PROVIDED ENTRIES:
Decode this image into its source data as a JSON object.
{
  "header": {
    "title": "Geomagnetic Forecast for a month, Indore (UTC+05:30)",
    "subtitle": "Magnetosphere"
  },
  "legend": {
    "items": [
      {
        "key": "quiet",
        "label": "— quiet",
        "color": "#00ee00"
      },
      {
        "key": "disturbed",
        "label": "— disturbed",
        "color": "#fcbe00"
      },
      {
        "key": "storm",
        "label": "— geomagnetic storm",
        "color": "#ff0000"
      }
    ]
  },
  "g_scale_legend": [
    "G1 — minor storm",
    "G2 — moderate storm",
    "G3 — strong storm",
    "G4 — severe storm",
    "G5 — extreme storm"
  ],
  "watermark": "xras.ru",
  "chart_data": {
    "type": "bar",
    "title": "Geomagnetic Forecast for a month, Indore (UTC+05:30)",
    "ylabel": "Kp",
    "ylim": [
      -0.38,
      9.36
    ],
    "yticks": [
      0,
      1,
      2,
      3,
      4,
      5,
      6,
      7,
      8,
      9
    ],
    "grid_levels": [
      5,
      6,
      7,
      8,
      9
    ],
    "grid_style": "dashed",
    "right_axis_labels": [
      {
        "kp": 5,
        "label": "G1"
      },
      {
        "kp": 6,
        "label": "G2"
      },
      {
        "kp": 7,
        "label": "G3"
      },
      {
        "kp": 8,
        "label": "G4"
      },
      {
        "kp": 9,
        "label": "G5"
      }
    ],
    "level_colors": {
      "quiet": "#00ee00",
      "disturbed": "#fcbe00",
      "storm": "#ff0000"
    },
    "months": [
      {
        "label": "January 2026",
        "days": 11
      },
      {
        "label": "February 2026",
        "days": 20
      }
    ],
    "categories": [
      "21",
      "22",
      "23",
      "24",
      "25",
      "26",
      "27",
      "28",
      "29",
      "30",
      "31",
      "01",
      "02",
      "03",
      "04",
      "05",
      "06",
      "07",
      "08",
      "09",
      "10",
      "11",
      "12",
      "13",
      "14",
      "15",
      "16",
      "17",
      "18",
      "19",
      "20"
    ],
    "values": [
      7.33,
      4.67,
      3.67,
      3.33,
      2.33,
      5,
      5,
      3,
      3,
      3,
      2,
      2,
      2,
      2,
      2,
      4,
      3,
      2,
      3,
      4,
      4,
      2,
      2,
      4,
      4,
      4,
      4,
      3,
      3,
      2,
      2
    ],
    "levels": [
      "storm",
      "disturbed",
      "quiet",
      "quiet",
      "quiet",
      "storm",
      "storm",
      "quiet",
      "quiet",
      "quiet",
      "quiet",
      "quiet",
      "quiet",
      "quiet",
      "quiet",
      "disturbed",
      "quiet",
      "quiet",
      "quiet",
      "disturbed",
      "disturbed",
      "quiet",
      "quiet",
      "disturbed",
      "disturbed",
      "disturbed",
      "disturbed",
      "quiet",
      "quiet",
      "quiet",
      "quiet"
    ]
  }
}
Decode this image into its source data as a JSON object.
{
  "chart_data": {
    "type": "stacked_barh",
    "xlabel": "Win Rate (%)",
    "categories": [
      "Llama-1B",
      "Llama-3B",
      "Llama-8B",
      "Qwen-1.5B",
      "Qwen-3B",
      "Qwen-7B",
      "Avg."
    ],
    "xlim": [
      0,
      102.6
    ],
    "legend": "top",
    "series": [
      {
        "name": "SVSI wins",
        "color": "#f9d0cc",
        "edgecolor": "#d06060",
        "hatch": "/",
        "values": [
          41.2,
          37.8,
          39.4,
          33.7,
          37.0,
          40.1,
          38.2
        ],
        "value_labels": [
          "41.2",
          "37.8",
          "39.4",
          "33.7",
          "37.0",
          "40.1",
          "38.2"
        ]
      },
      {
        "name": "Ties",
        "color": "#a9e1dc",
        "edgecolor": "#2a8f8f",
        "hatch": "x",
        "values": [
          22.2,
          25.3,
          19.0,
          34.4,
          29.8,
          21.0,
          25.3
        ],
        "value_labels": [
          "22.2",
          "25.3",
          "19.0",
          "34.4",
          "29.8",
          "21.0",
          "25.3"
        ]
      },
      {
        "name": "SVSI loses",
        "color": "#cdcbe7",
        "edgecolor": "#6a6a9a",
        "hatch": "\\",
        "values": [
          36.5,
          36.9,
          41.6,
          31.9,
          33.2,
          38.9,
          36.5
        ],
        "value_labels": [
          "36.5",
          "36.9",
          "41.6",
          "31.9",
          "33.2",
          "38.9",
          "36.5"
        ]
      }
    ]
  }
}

EXERCISE:
Show every line above in which the word "edgecolor" occurs.

PROBLEM SOLUTION:
        "edgecolor": "#d06060",
        "edgecolor": "#2a8f8f",
        "edgecolor": "#6a6a9a",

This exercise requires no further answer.